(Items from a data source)
----
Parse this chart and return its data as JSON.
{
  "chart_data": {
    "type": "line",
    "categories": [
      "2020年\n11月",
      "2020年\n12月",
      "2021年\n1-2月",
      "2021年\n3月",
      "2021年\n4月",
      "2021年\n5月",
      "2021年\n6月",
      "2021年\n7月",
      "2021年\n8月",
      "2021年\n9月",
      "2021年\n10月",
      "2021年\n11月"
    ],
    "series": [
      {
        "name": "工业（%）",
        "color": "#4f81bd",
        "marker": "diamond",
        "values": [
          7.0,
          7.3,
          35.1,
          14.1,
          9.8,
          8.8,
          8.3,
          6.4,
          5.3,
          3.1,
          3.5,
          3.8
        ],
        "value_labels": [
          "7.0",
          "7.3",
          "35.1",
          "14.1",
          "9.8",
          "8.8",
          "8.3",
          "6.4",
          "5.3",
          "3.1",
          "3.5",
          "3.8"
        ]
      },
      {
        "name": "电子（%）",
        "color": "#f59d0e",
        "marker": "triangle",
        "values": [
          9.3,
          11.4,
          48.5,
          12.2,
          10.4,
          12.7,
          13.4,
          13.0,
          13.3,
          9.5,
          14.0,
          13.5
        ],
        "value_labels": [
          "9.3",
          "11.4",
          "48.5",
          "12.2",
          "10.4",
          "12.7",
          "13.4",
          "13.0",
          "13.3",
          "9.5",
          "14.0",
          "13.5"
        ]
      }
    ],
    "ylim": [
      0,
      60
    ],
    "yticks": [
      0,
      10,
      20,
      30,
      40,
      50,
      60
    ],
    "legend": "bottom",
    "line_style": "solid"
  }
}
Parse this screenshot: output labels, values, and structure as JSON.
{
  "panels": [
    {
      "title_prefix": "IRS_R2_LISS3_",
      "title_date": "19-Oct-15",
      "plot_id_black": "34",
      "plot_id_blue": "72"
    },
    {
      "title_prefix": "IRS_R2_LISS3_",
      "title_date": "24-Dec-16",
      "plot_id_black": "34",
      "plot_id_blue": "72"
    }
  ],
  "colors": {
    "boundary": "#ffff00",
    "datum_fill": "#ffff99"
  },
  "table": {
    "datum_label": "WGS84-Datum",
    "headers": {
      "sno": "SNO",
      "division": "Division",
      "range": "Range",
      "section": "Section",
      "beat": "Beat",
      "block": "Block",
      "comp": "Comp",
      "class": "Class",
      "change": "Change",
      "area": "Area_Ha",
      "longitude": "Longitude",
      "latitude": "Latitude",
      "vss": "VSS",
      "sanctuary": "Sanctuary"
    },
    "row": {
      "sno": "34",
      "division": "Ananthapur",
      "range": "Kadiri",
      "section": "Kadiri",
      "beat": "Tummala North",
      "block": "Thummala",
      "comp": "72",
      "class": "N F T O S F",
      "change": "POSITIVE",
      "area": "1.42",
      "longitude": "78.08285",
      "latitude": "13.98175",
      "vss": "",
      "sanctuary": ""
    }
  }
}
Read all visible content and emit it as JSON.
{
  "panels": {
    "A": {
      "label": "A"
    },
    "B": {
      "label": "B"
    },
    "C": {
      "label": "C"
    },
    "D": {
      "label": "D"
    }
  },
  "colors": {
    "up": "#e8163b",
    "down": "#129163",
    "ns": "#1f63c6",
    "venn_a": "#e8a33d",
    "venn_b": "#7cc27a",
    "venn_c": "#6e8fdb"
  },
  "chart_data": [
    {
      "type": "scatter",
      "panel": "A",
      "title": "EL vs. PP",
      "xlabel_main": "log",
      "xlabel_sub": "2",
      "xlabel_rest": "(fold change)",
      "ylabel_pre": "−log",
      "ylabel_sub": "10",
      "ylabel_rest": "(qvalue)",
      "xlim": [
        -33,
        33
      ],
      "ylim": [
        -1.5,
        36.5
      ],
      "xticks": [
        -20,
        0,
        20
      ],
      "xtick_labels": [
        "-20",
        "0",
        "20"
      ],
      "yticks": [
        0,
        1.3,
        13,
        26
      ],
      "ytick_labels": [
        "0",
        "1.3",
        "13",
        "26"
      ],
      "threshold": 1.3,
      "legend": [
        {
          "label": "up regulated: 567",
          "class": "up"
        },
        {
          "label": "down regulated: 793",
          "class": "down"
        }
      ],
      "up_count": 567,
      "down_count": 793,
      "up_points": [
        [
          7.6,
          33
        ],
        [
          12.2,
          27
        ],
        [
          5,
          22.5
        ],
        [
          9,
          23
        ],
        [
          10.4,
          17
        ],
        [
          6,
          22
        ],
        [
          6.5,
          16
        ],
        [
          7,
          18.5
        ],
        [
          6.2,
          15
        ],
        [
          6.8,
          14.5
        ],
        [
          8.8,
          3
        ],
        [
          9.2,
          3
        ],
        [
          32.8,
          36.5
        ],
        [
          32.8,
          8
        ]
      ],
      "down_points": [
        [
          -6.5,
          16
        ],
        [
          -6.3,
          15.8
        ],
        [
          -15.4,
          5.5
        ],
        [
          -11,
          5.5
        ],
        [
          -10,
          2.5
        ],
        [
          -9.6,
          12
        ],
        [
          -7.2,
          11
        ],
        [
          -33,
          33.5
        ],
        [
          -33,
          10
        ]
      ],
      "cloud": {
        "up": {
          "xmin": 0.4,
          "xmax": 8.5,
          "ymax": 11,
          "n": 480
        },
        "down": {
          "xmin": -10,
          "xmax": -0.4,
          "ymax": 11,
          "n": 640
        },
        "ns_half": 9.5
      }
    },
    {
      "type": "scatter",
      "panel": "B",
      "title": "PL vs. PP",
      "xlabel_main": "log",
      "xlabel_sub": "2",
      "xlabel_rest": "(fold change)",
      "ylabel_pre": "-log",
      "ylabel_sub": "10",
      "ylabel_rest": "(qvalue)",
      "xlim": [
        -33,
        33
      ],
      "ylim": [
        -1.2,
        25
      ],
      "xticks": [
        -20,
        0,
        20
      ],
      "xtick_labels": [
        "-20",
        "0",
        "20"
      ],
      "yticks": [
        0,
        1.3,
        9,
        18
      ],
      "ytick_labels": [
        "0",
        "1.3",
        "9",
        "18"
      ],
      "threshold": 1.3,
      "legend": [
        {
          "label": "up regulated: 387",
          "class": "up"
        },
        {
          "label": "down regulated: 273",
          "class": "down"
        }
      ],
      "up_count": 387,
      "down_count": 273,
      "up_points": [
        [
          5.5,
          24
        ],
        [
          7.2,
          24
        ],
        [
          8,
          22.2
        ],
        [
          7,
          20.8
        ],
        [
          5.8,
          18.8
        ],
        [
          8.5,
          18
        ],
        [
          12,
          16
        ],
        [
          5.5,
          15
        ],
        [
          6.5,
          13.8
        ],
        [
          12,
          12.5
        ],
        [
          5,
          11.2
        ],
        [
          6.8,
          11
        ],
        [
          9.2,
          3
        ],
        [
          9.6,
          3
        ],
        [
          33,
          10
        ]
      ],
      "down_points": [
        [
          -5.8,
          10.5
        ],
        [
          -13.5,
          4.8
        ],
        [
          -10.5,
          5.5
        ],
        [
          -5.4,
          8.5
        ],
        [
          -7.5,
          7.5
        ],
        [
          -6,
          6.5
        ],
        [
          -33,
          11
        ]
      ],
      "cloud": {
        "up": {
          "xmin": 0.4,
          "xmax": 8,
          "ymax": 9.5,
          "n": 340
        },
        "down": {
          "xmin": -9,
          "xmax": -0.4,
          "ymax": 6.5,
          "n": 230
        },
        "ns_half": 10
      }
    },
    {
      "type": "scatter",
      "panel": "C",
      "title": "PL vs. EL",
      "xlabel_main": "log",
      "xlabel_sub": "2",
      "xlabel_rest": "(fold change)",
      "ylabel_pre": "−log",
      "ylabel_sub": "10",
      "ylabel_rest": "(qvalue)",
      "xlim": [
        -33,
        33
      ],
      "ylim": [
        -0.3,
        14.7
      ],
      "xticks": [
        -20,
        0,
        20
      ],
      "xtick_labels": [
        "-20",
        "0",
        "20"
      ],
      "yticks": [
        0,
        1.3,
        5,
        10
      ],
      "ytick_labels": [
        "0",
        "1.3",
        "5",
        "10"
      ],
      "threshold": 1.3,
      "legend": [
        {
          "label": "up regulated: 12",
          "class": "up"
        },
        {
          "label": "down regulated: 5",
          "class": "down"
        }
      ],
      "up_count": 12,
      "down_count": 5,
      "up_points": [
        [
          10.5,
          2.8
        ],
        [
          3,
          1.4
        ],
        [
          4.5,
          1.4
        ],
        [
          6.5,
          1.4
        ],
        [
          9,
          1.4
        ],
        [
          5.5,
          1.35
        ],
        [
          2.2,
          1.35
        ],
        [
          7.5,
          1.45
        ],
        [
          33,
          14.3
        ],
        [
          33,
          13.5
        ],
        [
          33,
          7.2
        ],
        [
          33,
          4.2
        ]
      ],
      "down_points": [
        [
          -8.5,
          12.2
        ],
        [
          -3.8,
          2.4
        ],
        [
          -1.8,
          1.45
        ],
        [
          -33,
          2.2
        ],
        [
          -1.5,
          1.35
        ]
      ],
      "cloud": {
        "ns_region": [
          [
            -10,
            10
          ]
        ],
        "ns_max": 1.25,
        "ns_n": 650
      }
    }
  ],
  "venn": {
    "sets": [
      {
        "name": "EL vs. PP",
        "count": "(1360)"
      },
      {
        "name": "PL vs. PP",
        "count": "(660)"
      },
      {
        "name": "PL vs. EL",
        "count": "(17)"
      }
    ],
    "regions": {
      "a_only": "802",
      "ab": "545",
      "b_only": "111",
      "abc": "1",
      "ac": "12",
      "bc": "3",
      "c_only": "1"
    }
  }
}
----
* [Work instructions]: Every line of the records that includes the word "Parse" should be gathered.

* [Response below]:
Parse this chart and return its data as JSON.
Parse this screenshot: output labels, values, and structure as JSON.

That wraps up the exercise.